── STORED DATA ──

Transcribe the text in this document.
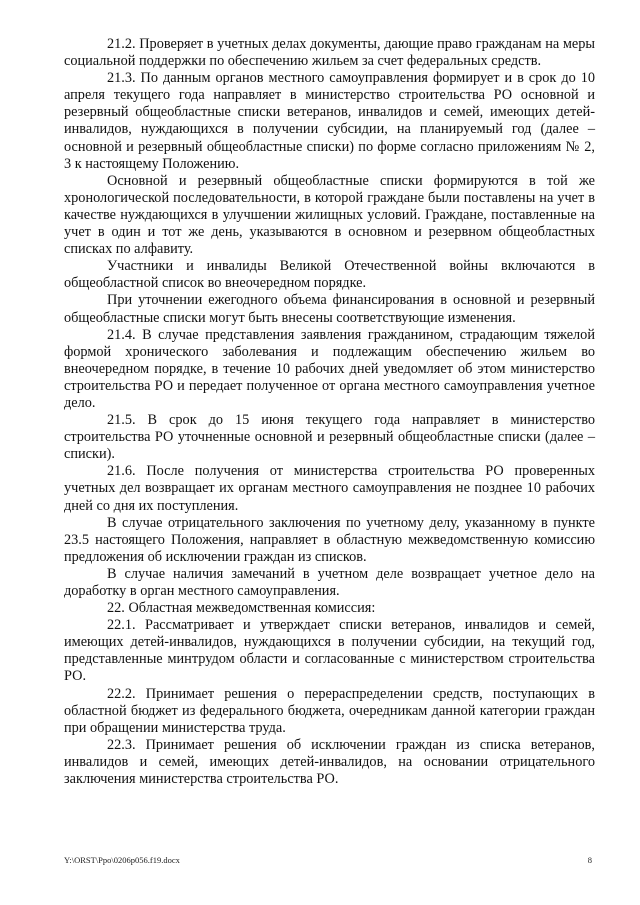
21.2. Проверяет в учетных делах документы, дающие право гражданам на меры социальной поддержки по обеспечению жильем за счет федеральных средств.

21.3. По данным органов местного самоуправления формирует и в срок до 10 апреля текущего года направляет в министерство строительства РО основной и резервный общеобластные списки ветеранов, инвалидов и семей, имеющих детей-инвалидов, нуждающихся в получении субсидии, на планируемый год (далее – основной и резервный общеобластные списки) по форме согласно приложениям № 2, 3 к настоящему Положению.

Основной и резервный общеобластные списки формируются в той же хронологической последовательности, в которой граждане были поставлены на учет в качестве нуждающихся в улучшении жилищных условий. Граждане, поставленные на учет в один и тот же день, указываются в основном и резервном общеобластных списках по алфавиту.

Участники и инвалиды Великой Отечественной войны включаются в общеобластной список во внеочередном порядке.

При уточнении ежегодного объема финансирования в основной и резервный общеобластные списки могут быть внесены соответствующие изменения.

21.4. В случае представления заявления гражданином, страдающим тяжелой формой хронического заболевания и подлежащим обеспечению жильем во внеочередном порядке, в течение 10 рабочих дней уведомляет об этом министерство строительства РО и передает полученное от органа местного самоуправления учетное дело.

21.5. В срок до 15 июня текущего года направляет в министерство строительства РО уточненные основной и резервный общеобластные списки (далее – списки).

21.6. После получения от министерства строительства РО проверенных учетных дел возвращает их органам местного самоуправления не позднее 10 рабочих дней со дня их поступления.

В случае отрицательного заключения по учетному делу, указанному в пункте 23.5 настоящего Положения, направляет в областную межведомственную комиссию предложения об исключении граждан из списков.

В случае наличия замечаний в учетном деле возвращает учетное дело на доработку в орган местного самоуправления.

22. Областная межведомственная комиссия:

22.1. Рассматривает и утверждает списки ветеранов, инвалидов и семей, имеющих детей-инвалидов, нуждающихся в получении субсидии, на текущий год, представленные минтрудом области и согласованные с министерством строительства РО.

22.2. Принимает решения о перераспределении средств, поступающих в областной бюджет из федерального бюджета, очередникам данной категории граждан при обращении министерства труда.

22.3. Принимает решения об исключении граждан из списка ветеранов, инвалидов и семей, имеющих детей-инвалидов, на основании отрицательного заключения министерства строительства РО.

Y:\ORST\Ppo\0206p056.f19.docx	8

───
── STORED DATA ──

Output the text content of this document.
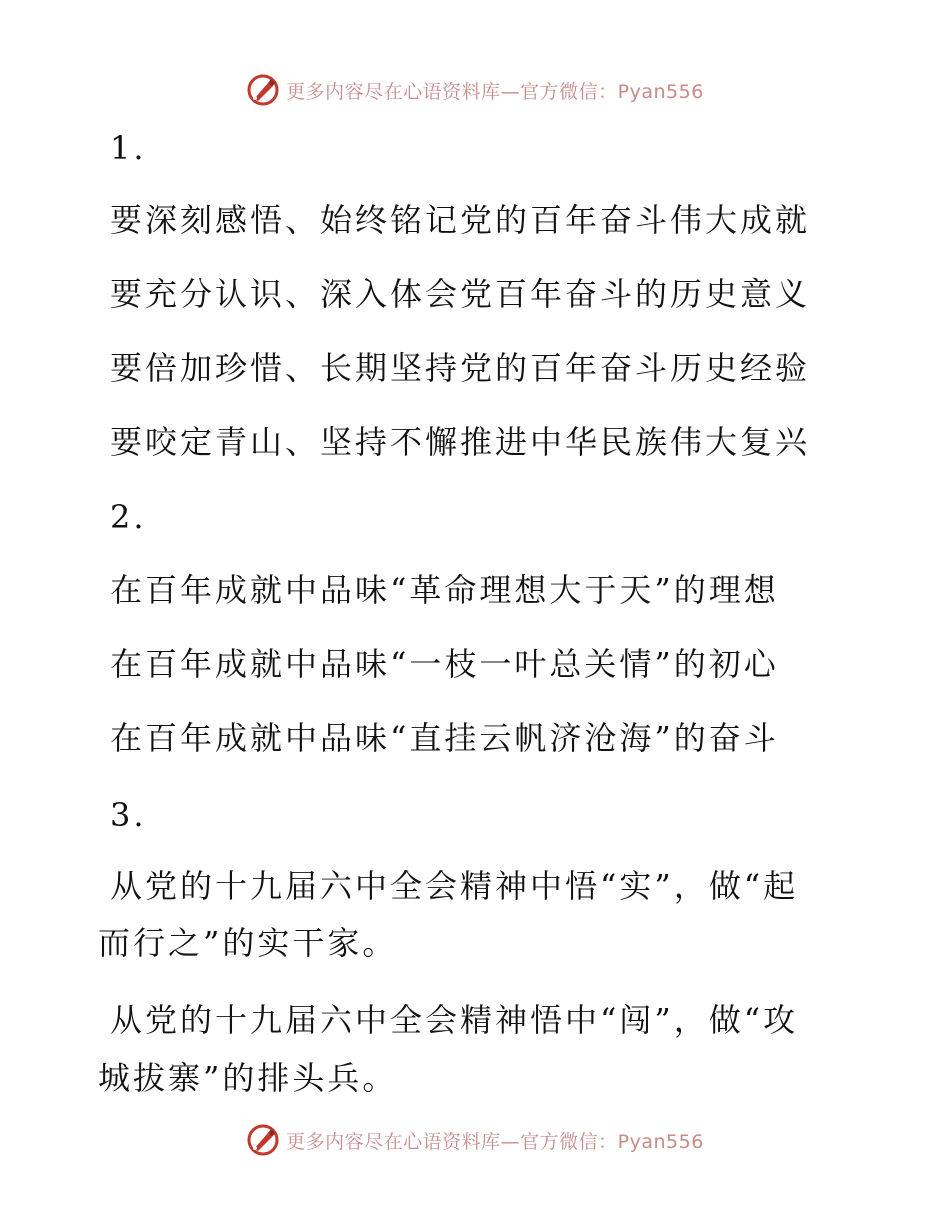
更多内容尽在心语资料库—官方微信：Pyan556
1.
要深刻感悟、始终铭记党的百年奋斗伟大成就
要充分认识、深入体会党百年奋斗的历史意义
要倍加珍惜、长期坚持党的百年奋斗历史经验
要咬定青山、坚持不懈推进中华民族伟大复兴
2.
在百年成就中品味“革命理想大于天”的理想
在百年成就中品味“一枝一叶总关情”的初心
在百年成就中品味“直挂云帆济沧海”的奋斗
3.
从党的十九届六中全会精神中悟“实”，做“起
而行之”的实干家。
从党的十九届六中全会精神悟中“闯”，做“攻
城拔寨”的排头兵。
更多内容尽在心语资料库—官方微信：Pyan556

───
── STORED DATA ──

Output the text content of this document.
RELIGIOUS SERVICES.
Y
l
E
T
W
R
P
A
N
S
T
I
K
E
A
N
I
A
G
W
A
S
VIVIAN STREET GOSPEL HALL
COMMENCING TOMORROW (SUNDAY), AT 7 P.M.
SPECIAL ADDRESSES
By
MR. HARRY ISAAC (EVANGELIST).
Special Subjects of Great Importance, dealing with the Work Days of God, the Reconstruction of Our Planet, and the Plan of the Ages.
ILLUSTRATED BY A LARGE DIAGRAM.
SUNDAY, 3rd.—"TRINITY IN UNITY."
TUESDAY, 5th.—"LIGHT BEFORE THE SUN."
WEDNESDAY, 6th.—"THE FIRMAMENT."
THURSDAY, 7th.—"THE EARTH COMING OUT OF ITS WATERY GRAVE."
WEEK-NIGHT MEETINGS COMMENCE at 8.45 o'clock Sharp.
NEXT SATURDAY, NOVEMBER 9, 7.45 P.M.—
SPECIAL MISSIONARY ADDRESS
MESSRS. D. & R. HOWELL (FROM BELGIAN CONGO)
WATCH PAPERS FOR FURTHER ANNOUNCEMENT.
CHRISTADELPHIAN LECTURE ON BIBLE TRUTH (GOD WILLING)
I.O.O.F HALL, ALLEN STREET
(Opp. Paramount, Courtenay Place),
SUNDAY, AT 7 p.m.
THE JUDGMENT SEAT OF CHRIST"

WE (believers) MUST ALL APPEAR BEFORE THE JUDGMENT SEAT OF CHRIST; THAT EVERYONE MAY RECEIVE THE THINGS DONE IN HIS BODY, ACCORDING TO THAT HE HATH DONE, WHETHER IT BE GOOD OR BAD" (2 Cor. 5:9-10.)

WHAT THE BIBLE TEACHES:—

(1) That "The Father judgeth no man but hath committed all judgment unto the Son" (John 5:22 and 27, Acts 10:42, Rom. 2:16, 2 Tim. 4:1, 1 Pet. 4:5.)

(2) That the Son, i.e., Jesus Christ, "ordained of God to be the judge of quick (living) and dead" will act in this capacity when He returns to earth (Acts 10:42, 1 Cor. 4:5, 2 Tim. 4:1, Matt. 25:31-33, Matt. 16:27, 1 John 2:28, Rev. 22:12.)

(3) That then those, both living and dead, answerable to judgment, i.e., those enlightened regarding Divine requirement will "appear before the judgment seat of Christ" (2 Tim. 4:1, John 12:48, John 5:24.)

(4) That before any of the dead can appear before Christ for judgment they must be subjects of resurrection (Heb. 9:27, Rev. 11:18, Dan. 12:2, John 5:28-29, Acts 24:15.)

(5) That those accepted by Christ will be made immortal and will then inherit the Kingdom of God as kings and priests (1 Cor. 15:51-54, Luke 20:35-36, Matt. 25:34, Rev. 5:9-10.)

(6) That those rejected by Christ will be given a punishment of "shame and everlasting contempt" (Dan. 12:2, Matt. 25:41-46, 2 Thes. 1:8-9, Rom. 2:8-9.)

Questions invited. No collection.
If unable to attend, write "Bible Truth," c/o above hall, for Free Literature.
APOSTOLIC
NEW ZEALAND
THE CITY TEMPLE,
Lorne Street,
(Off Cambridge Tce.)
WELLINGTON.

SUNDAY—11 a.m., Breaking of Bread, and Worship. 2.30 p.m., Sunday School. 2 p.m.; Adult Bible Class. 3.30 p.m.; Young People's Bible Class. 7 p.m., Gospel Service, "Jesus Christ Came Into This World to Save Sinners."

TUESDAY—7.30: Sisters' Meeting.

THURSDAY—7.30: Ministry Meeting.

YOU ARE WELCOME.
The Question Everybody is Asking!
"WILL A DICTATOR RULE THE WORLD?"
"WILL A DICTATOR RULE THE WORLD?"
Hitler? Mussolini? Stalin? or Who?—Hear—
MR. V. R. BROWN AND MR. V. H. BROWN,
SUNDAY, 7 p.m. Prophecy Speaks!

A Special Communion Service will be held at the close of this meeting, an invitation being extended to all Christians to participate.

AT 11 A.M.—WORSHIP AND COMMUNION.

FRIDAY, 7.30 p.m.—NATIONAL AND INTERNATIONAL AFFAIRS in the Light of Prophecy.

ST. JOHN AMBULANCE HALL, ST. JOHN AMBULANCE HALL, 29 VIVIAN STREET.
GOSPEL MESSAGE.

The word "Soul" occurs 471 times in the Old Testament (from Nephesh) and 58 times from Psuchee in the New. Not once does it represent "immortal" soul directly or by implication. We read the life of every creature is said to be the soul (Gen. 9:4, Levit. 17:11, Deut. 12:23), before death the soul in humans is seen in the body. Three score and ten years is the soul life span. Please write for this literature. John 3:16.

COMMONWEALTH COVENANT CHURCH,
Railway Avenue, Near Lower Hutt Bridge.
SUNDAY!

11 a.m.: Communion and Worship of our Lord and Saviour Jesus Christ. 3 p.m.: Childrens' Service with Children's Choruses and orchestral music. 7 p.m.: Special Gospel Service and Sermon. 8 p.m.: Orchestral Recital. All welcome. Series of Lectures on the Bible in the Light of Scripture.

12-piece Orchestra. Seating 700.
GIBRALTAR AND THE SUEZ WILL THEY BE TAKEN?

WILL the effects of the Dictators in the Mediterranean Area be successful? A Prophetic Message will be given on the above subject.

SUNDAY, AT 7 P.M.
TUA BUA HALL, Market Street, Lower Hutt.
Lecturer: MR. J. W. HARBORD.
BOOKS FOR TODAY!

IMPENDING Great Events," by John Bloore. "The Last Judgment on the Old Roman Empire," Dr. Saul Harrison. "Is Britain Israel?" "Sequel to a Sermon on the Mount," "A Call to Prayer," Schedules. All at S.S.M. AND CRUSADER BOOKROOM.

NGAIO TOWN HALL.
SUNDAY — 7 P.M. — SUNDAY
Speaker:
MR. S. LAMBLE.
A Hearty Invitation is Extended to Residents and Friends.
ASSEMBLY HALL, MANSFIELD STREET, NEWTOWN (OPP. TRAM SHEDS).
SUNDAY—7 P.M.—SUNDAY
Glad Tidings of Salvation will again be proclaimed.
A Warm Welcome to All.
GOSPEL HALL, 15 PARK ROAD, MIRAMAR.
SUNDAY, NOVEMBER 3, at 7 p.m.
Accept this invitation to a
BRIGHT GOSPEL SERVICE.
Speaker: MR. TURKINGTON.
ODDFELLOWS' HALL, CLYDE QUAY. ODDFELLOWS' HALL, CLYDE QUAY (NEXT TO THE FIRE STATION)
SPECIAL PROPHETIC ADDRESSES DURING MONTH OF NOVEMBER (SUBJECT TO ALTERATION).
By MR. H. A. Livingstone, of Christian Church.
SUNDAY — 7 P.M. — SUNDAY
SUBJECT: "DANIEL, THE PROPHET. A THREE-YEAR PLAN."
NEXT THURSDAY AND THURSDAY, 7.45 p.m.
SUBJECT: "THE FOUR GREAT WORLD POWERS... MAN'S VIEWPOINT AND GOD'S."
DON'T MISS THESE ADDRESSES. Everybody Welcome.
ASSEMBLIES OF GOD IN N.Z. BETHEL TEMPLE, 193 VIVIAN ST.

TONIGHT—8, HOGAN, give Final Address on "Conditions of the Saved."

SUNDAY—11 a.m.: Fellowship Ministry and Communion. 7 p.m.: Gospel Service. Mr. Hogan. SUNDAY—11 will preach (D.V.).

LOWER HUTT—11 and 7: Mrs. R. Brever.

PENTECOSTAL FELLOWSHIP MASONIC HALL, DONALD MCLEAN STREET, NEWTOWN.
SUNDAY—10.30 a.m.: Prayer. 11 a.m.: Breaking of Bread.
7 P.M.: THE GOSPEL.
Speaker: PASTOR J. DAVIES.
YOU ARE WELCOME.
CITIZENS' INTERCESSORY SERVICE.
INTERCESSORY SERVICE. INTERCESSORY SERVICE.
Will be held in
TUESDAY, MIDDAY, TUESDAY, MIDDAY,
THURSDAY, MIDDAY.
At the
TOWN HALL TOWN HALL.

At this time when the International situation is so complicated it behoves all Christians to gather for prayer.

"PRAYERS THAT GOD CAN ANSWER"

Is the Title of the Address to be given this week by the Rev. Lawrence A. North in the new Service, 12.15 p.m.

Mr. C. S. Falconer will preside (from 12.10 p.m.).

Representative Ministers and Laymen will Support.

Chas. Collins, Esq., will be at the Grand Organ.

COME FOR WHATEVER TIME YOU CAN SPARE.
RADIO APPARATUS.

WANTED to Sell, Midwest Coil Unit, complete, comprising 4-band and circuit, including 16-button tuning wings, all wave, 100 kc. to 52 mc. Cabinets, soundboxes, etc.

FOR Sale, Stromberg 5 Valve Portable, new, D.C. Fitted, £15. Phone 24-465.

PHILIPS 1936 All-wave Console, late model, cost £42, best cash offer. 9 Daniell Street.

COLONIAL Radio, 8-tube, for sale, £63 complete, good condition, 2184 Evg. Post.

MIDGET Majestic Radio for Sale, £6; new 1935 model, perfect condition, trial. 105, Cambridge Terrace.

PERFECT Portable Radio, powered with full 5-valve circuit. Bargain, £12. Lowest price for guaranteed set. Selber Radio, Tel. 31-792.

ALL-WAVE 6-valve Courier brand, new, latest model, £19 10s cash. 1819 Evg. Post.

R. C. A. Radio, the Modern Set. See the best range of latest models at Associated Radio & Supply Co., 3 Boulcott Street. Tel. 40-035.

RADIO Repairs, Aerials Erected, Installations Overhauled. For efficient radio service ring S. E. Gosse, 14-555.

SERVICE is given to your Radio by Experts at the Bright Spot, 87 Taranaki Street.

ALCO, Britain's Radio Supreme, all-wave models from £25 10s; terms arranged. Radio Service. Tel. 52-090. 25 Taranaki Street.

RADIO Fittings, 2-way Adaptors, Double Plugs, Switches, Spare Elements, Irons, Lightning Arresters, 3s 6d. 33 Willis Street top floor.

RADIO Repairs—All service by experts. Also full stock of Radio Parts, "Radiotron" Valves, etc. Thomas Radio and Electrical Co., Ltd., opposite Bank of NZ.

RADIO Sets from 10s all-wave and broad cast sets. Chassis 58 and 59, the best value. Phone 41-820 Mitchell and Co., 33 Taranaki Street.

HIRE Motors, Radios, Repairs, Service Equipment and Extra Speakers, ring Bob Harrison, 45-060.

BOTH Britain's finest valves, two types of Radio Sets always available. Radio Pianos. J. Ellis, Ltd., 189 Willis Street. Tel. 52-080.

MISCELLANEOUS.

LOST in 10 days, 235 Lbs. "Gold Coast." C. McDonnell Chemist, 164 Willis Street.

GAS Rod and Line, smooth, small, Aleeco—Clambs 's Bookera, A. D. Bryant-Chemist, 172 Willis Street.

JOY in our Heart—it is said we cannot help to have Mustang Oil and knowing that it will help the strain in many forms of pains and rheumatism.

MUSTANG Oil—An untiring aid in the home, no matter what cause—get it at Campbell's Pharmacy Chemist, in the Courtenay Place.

───

Find every line in the records that contains the word "Chemist"; copy those lines.

LOST in 10 days, 235 Lbs. "Gold Coast." C. McDonnell Chemist, 164 Willis Street.
GAS Rod and Line, smooth, small, Aleeco—Clambs 's Bookera, A. D. Bryant-Chemist, 172 Willis Street.
MUSTANG Oil—An untiring aid in the home, no matter what cause—get it at Campbell's Pharmacy Chemist, in the Courtenay Place.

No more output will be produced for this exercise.